[Data records]
::::::::

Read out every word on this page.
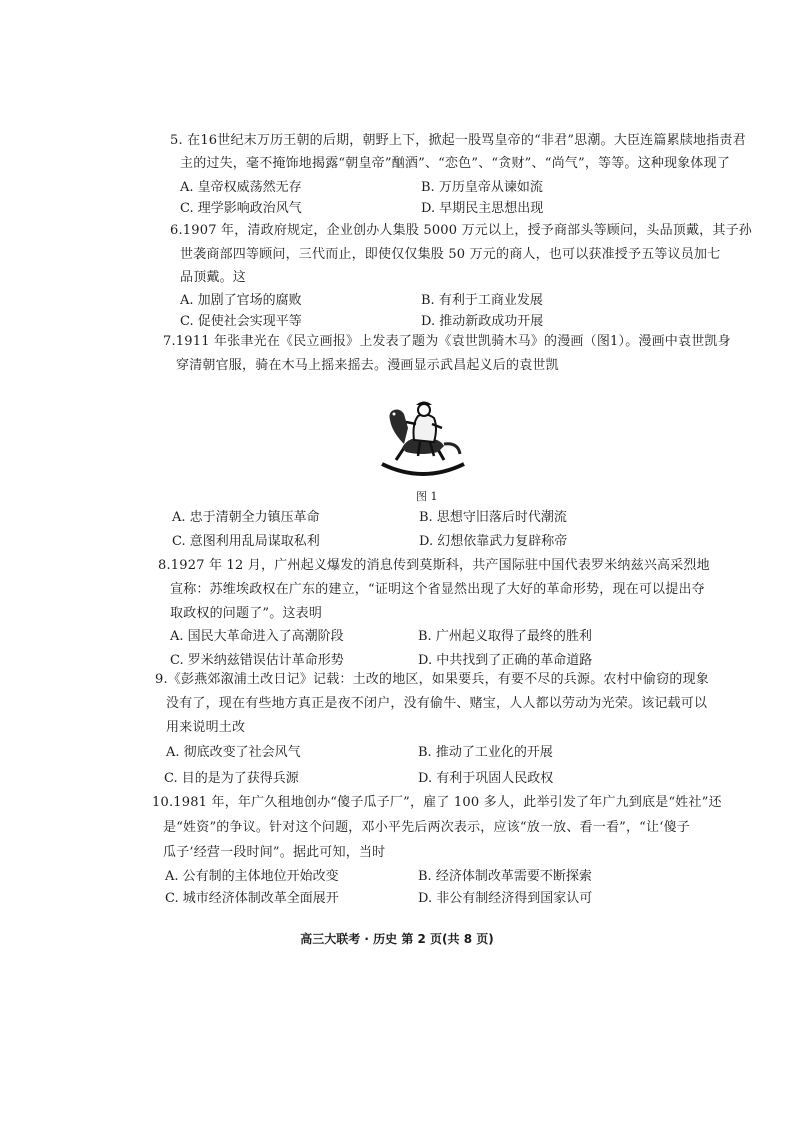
5. 在16世纪末万历王朝的后期，朝野上下，掀起一股骂皇帝的“非君”思潮。大臣连篇累牍地指责君
主的过失，毫不掩饰地揭露“朝皇帝”酗酒”、“恋色”、“贪财”、“尚气”，等等。这种现象体现了
A. 皇帝权威荡然无存	B. 万历皇帝从谏如流
C. 理学影响政治风气	D. 早期民主思想出现
6.1907 年，清政府规定，企业创办人集股 5000 万元以上，授予商部头等顾问，头品顶戴，其子孙
世袭商部四等顾问，三代而止，即使仅仅集股 50 万元的商人，也可以获准授予五等议员加七
品顶戴。这
A. 加剧了官场的腐败	B. 有利于工商业发展
C. 促使社会实现平等	D. 推动新政成功开展
7.1911 年张聿光在《民立画报》上发表了题为《袁世凯骑木马》的漫画（图1）。漫画中袁世凯身
穿清朝官服，骑在木马上摇来摇去。漫画显示武昌起义后的袁世凯
图 1
A. 忠于清朝全力镇压革命	B. 思想守旧落后时代潮流
C. 意图利用乱局谋取私利	D. 幻想依靠武力复辟称帝
8.1927 年 12 月，广州起义爆发的消息传到莫斯科，共产国际驻中国代表罗米纳兹兴高采烈地
宣称：苏维埃政权在广东的建立，“证明这个省显然出现了大好的革命形势，现在可以提出夺
取政权的问题了”。这表明
A. 国民大革命进入了高潮阶段	B. 广州起义取得了最终的胜利
C. 罗米纳兹错误估计革命形势	D. 中共找到了正确的革命道路
9.《彭燕郊溆浦土改日记》记载：土改的地区，如果要兵，有要不尽的兵源。农村中偷窃的现象
没有了，现在有些地方真正是夜不闭户，没有偷牛、赌宝，人人都以劳动为光荣。该记载可以
用来说明土改
A. 彻底改变了社会风气	B. 推动了工业化的开展
C. 目的是为了获得兵源	D. 有利于巩固人民政权
10.1981 年，年广久租地创办“傻子瓜子厂”，雇了 100 多人，此举引发了年广九到底是“姓社”还
是“姓资”的争议。针对这个问题，邓小平先后两次表示，应该“放一放、看一看”，“让‘傻子
瓜子’经营一段时间”。据此可知，当时
A. 公有制的主体地位开始改变	B. 经济体制改革需要不断探索
C. 城市经济体制改革全面展开	D. 非公有制经济得到国家认可
高三大联考 · 历史 第 2 页(共 8 页)
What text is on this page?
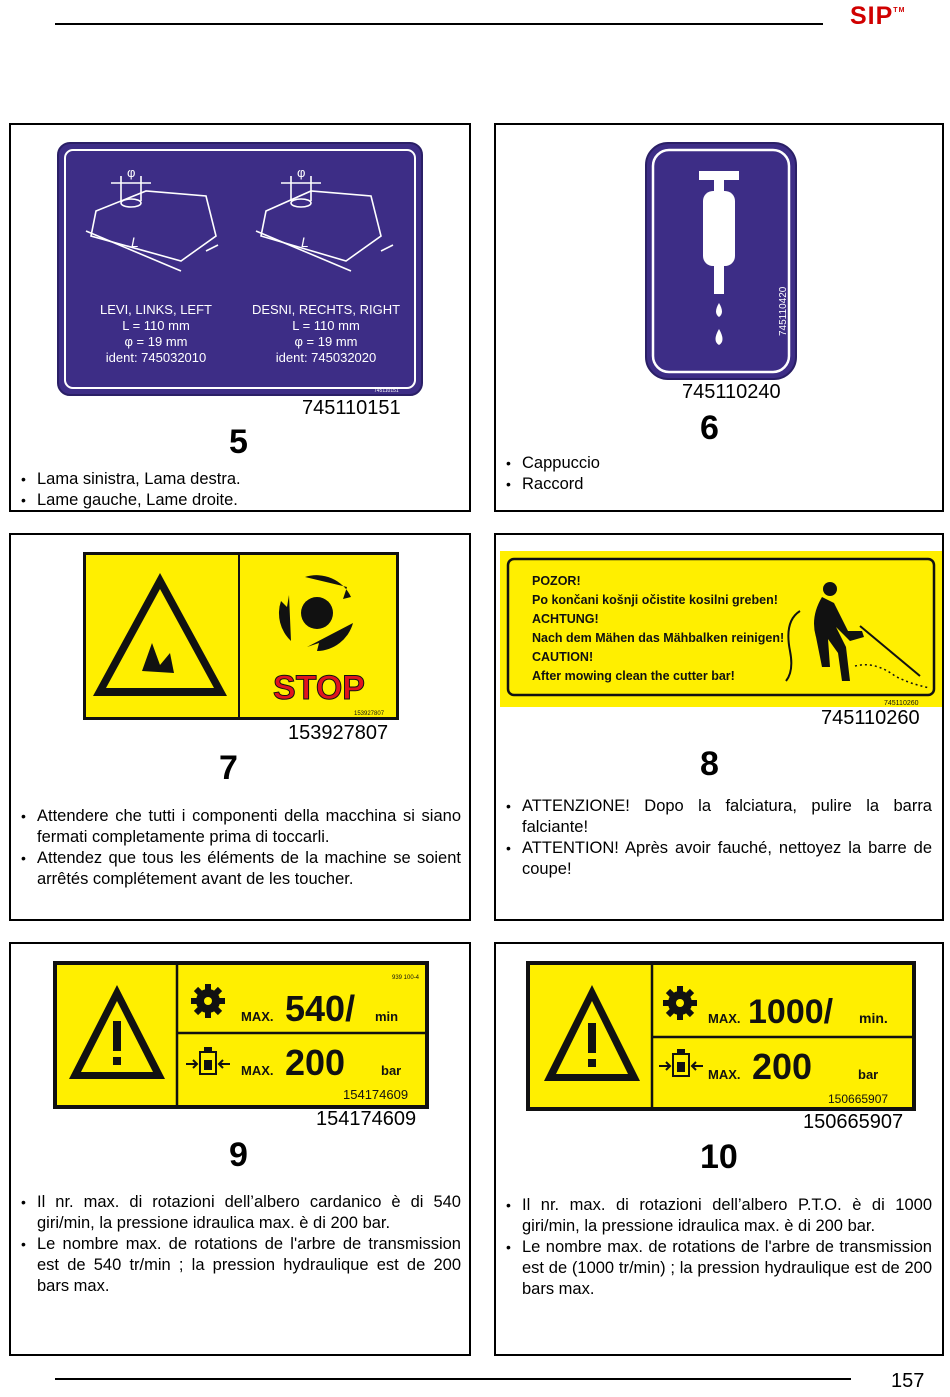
SIP™
φ
L
φ
L
LEVI, LINKS, LEFT
L = 110 mm
φ = 19 mm
ident: 745032010
DESNI, RECHTS, RIGHT
L = 110 mm
φ = 19 mm
ident: 745032020
745110151
745110151
5
• Lama sinistra, Lama destra.
• Lame gauche, Lame droite.
745110420
745110240
6
• Cappuccio
• Raccord
STOP
153927807
153927807
7
• Attendere che tutti i componenti della macchina si siano fermati completamente prima di toccarli.
• Attendez que tous les éléments de la machine se soient arrêtés complétement avant de les toucher.
POZOR!
Po končani košnji očistite kosilni greben!
ACHTUNG!
Nach dem Mähen das Mähbalken reinigen!
CAUTION!
After mowing clean the cutter bar!
745110260
745110260
8
• ATTENZIONE! Dopo la falciatura, pulire la barra falciante!
• ATTENTION! Après avoir fauché, nettoyez la barre de coupe!
MAX. 540/ min
MAX. 200	bar
939 100-4
154174609
154174609
9
• Il nr. max. di rotazioni dell’albero cardanico è di 540 giri/min, la pressione idraulica max. è di 200 bar.
• Le nombre max. de rotations de l'arbre de transmission est de 540 tr/min ; la pression hydraulique est de 200 bars max.
MAX. 1000/ min.
MAX. 200	bar
150665907
150665907
10
• Il nr. max. di rotazioni dell’albero P.T.O. è di 1000 giri/min, la pressione idraulica max. è di 200 bar.
• Le nombre max. de rotations de l'arbre de transmission est de (1000 tr/min) ; la pression hydraulique est de 200 bars max.
157
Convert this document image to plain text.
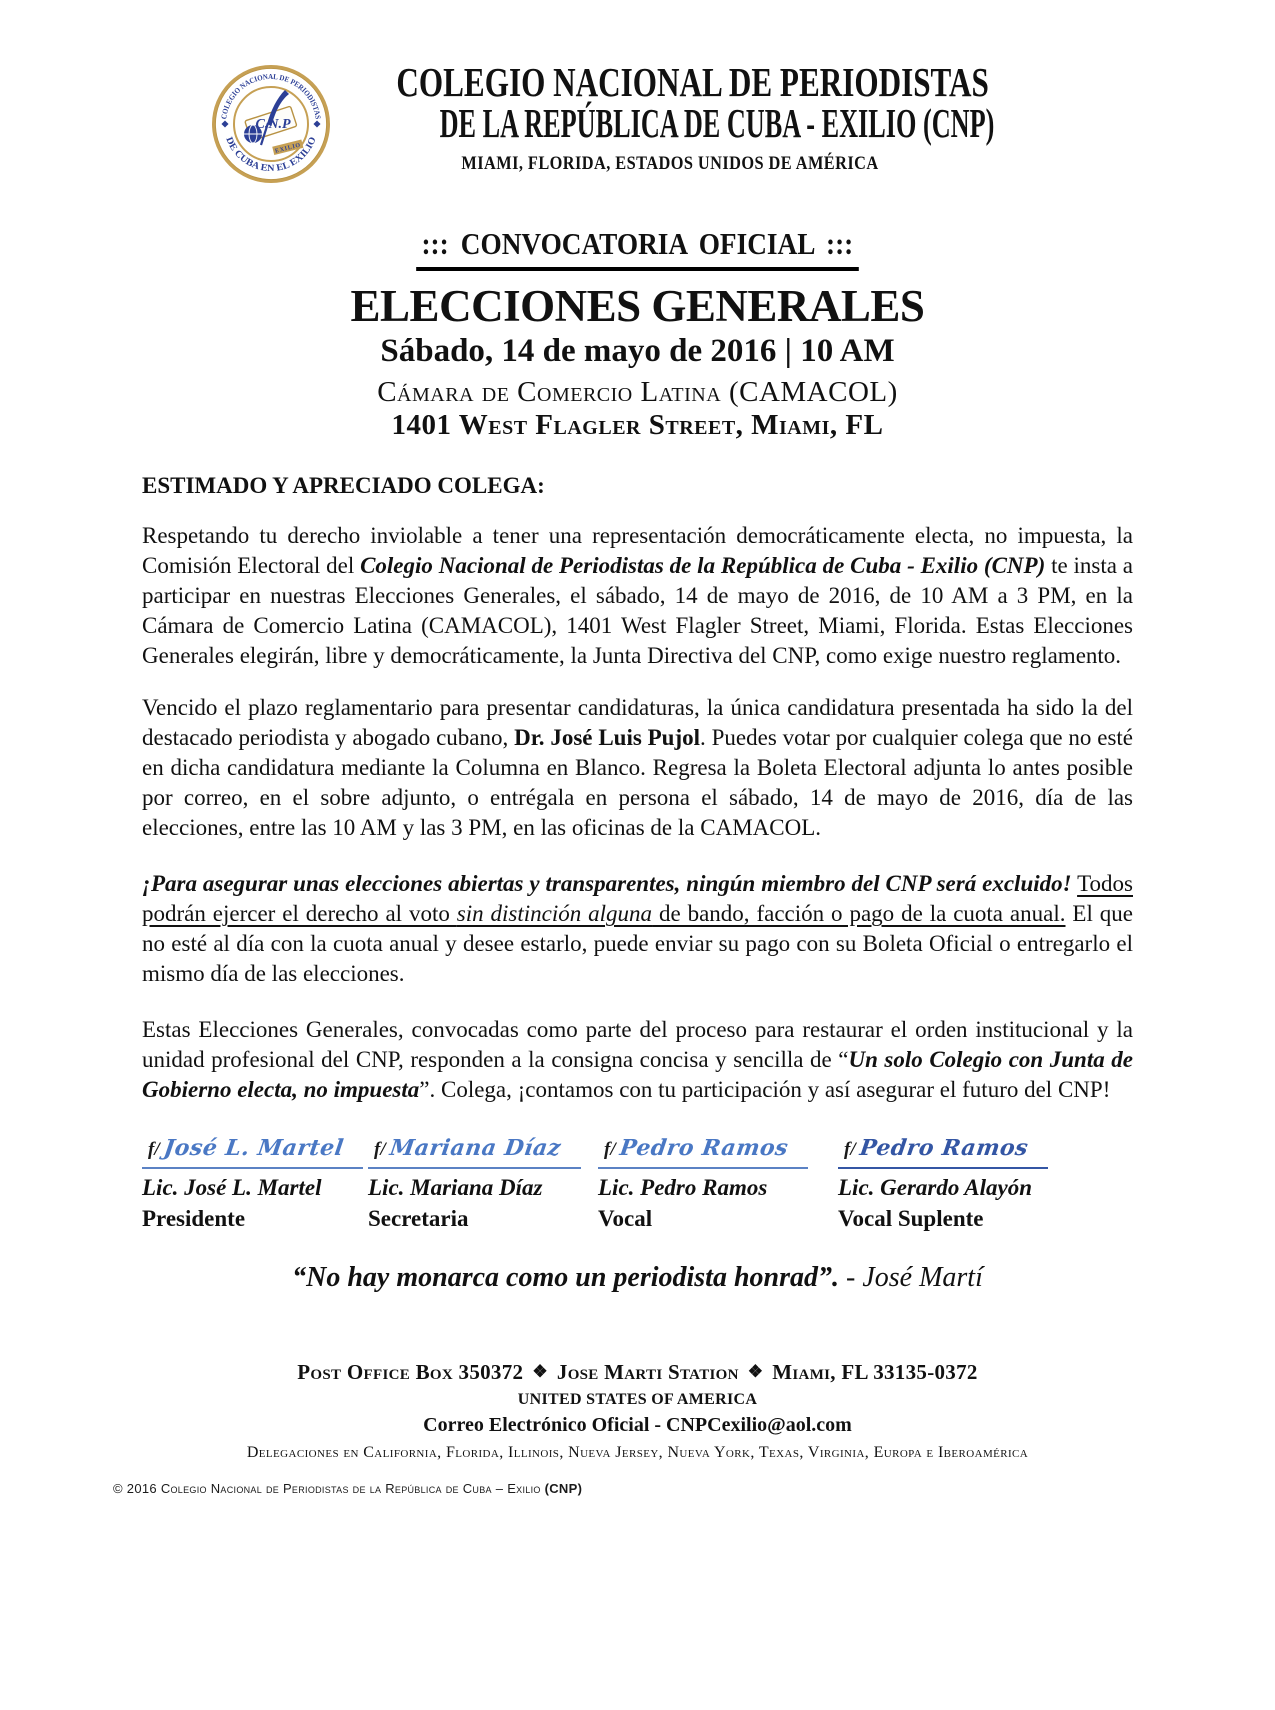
COLEGIO NACIONAL DE PERIODISTAS
DE CUBA EN EL EXILIO
C.N.P
EXILIO
COLEGIO NACIONAL DE PERIODISTAS
DE LA REPÚBLICA DE CUBA - EXILIO (CNP)
MIAMI, FLORIDA, ESTADOS UNIDOS DE AMÉRICA
::: CONVOCATORIA OFICIAL :::
ELECCIONES GENERALES
Sábado, 14 de mayo de 2016 | 10 AM
Cámara de Comercio Latina (CAMACOL)
1401 West Flagler Street, Miami, FL
ESTIMADO Y APRECIADO COLEGA:

Respetando tu derecho inviolable a tener una representación democráticamente electa, no impuesta, la Comisión Electoral del Colegio Nacional de Periodistas de la República de Cuba - Exilio (CNP) te insta a participar en nuestras Elecciones Generales, el sábado, 14 de mayo de 2016, de 10 AM a 3 PM, en la Cámara de Comercio Latina (CAMACOL), 1401 West Flagler Street, Miami, Florida. Estas Elecciones Generales elegirán, libre y democráticamente, la Junta Directiva del CNP, como exige nuestro reglamento.

Vencido el plazo reglamentario para presentar candidaturas, la única candidatura presentada ha sido la del destacado periodista y abogado cubano, Dr. José Luis Pujol. Puedes votar por cualquier colega que no esté en dicha candidatura mediante la Columna en Blanco. Regresa la Boleta Electoral adjunta lo antes posible por correo, en el sobre adjunto, o entrégala en persona el sábado, 14 de mayo de 2016, día de las elecciones, entre las 10 AM y las 3 PM, en las oficinas de la CAMACOL.

¡Para asegurar unas elecciones abiertas y transparentes, ningún miembro del CNP será excluido! Todos podrán ejercer el derecho al voto sin distinción alguna de bando, facción o pago de la cuota anual. El que no esté al día con la cuota anual y desee estarlo, puede enviar su pago con su Boleta Oficial o entregarlo el mismo día de las elecciones.

Estas Elecciones Generales, convocadas como parte del proceso para restaurar el orden institucional y la unidad profesional del CNP, responden a la consigna concisa y sencilla de “Un solo Colegio con Junta de Gobierno electa, no impuesta”. Colega, ¡contamos con tu participación y así asegurar el futuro del CNP!

f/ José L. Martel
Lic. José L. Martel
Presidente
f/ Mariana Díaz
Lic. Mariana Díaz
Secretaria
f/ Pedro Ramos
Lic. Pedro Ramos
Vocal
f/ Pedro Ramos
Lic. Gerardo Alayón
Vocal Suplente
“No hay monarca como un periodista honrad”. - José Martí
Post Office Box 350372 ❖ Jose Marti Station ❖ Miami, FL 33135-0372
UNITED STATES OF AMERICA
Correo Electrónico Oficial - CNPCexilio@aol.com
Delegaciones en California, Florida, Illinois, Nueva Jersey, Nueva York, Texas, Virginia, Europa e Iberoamérica
© 2016 Colegio Nacional de Periodistas de la República de Cuba – Exilio (CNP)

::::::::

**The exercise**
Show every line above in which the word "Comercio" occurs.

**Written answer**
Cámara de Comercio Latina (CAMACOL)
Respetando tu derecho inviolable a tener una representación democráticamente electa, no impuesta, la Comisión Electoral del Colegio Nacional de Periodistas de la República de Cuba - Exilio (CNP) te insta a participar en nuestras Elecciones Generales, el sábado, 14 de mayo de 2016, de 10 AM a 3 PM, en la Cámara de Comercio Latina (CAMACOL), 1401 West Flagler Street, Miami, Florida. Estas Elecciones Generales elegirán, libre y democráticamente, la Junta Directiva del CNP, como exige nuestro reglamento.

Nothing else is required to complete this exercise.